STATED GOAL: Quote the entries that follow exactly, leaving none out.

Saved entries
::::::
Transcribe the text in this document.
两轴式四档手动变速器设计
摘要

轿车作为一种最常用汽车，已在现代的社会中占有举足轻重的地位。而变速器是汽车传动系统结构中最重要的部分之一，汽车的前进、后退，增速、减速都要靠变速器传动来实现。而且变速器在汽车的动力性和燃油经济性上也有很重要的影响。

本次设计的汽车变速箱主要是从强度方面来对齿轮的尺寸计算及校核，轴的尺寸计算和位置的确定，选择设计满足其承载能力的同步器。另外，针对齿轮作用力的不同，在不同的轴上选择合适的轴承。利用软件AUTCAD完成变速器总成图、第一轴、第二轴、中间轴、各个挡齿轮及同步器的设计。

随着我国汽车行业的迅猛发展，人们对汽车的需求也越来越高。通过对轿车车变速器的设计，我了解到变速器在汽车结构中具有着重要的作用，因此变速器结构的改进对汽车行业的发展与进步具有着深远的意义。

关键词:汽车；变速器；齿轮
::::::
THE RESULT:
Transcribe the text in this document.
两轴式四档手动变速器设计
摘要

轿车作为一种最常用汽车，已在现代的社会中占有举足轻重的地位。而变速器是汽车传动系统结构中最重要的部分之一，汽车的前进、后退，增速、减速都要靠变速器传动来实现。而且变速器在汽车的动力性和燃油经济性上也有很重要的影响。

本次设计的汽车变速箱主要是从强度方面来对齿轮的尺寸计算及校核，轴的尺寸计算和位置的确定，选择设计满足其承载能力的同步器。另外，针对齿轮作用力的不同，在不同的轴上选择合适的轴承。利用软件AUTCAD完成变速器总成图、第一轴、第二轴、中间轴、各个挡齿轮及同步器的设计。

随着我国汽车行业的迅猛发展，人们对汽车的需求也越来越高。通过对轿车车变速器的设计，我了解到变速器在汽车结构中具有着重要的作用，因此变速器结构的改进对汽车行业的发展与进步具有着深远的意义。

关键词:汽车；变速器；齿轮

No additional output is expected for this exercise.